═════ Extracted material ═════

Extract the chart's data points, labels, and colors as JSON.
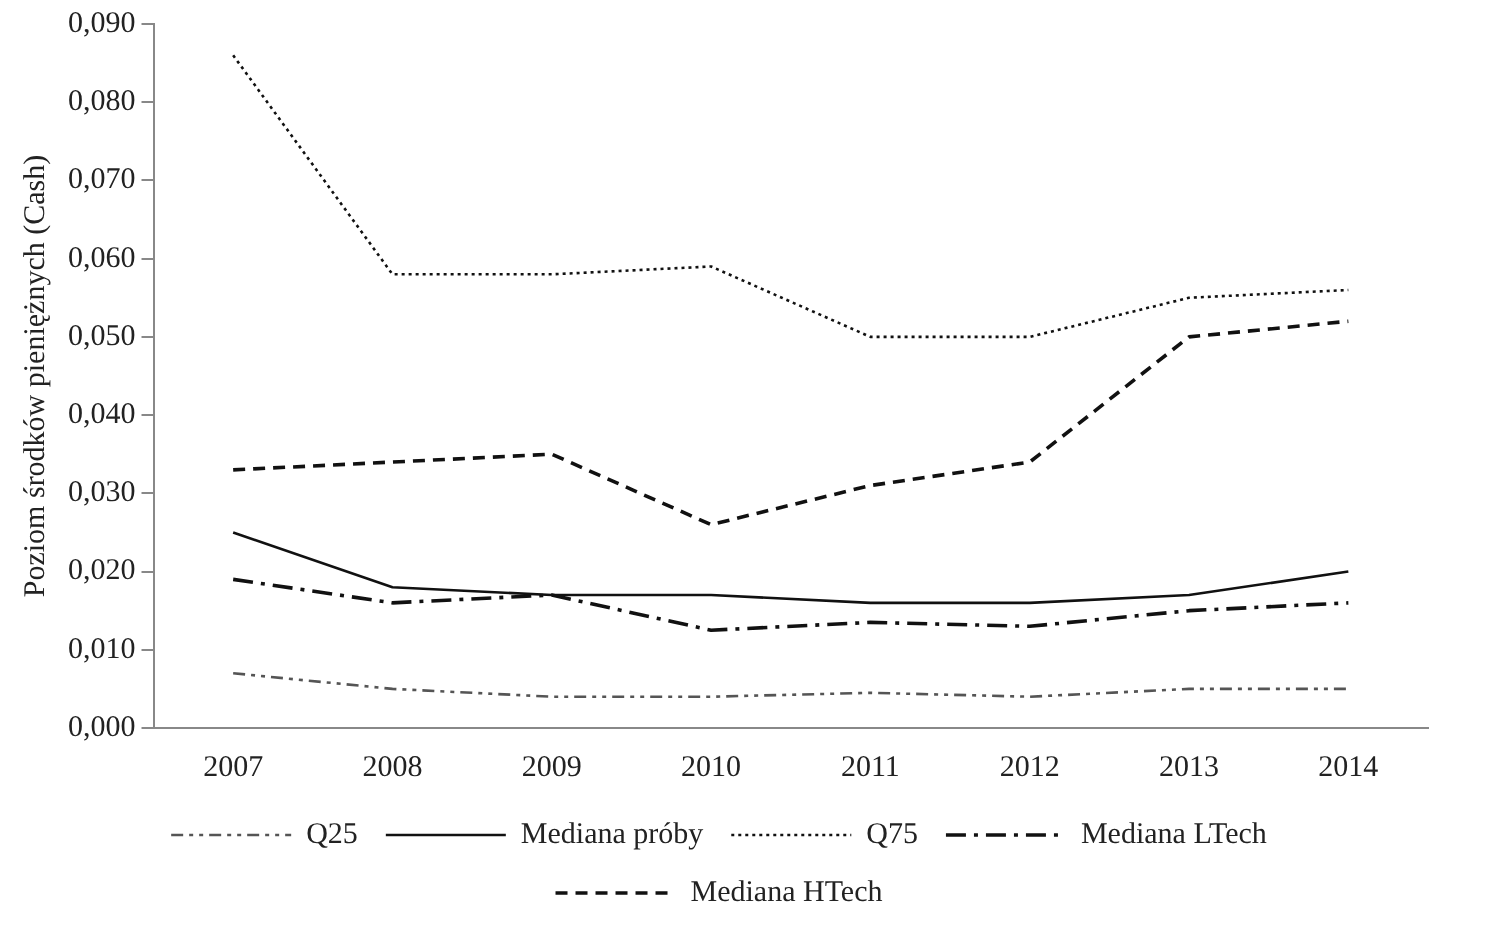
{
  "chart_data": {
    "type": "line",
    "ylabel": "Poziom środków pieniężnych (Cash)",
    "categories": [
      "2007",
      "2008",
      "2009",
      "2010",
      "2011",
      "2012",
      "2013",
      "2014"
    ],
    "series": [
      {
        "name": "Q25",
        "color": "#555555",
        "line_style": "dashdotdot",
        "values": [
          0.007,
          0.005,
          0.004,
          0.004,
          0.0045,
          0.004,
          0.005,
          0.005
        ]
      },
      {
        "name": "Mediana próby",
        "color": "#111111",
        "line_style": "solid",
        "values": [
          0.025,
          0.018,
          0.017,
          0.017,
          0.016,
          0.016,
          0.017,
          0.02
        ]
      },
      {
        "name": "Q75",
        "color": "#111111",
        "line_style": "dotted",
        "values": [
          0.086,
          0.058,
          0.058,
          0.059,
          0.05,
          0.05,
          0.055,
          0.056
        ]
      },
      {
        "name": "Mediana LTech",
        "color": "#111111",
        "line_style": "dashdot",
        "values": [
          0.019,
          0.016,
          0.017,
          0.0125,
          0.0135,
          0.013,
          0.015,
          0.016
        ]
      },
      {
        "name": "Mediana HTech",
        "color": "#111111",
        "line_style": "dashed",
        "values": [
          0.033,
          0.034,
          0.035,
          0.026,
          0.031,
          0.034,
          0.05,
          0.052
        ]
      }
    ],
    "ylim": [
      0,
      0.09
    ],
    "yticks": [
      {
        "value": 0,
        "label": "0,000"
      },
      {
        "value": 0.01,
        "label": "0,010"
      },
      {
        "value": 0.02,
        "label": "0,020"
      },
      {
        "value": 0.03,
        "label": "0,030"
      },
      {
        "value": 0.04,
        "label": "0,040"
      },
      {
        "value": 0.05,
        "label": "0,050"
      },
      {
        "value": 0.06,
        "label": "0,060"
      },
      {
        "value": 0.07,
        "label": "0,070"
      },
      {
        "value": 0.08,
        "label": "0,080"
      },
      {
        "value": 0.09,
        "label": "0,090"
      }
    ],
    "grid": false,
    "legend": "bottom",
    "marker": "none"
  }
}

═════

■ **What is required**: Replicate the material above verbatim; images stay out of the copy.

■ **Solved problem**:
Extract the chart's data points, labels, and colors as JSON.
{
  "chart_data": {
    "type": "line",
    "ylabel": "Poziom środków pieniężnych (Cash)",
    "categories": [
      "2007",
      "2008",
      "2009",
      "2010",
      "2011",
      "2012",
      "2013",
      "2014"
    ],
    "series": [
      {
        "name": "Q25",
        "color": "#555555",
        "line_style": "dashdotdot",
        "values": [
          0.007,
          0.005,
          0.004,
          0.004,
          0.0045,
          0.004,
          0.005,
          0.005
        ]
      },
      {
        "name": "Mediana próby",
        "color": "#111111",
        "line_style": "solid",
        "values": [
          0.025,
          0.018,
          0.017,
          0.017,
          0.016,
          0.016,
          0.017,
          0.02
        ]
      },
      {
        "name": "Q75",
        "color": "#111111",
        "line_style": "dotted",
        "values": [
          0.086,
          0.058,
          0.058,
          0.059,
          0.05,
          0.05,
          0.055,
          0.056
        ]
      },
      {
        "name": "Mediana LTech",
        "color": "#111111",
        "line_style": "dashdot",
        "values": [
          0.019,
          0.016,
          0.017,
          0.0125,
          0.0135,
          0.013,
          0.015,
          0.016
        ]
      },
      {
        "name": "Mediana HTech",
        "color": "#111111",
        "line_style": "dashed",
        "values": [
          0.033,
          0.034,
          0.035,
          0.026,
          0.031,
          0.034,
          0.05,
          0.052
        ]
      }
    ],
    "ylim": [
      0,
      0.09
    ],
    "yticks": [
      {
        "value": 0,
        "label": "0,000"
      },
      {
        "value": 0.01,
        "label": "0,010"
      },
      {
        "value": 0.02,
        "label": "0,020"
      },
      {
        "value": 0.03,
        "label": "0,030"
      },
      {
        "value": 0.04,
        "label": "0,040"
      },
      {
        "value": 0.05,
        "label": "0,050"
      },
      {
        "value": 0.06,
        "label": "0,060"
      },
      {
        "value": 0.07,
        "label": "0,070"
      },
      {
        "value": 0.08,
        "label": "0,080"
      },
      {
        "value": 0.09,
        "label": "0,090"
      }
    ],
    "grid": false,
    "legend": "bottom",
    "marker": "none"
  }
}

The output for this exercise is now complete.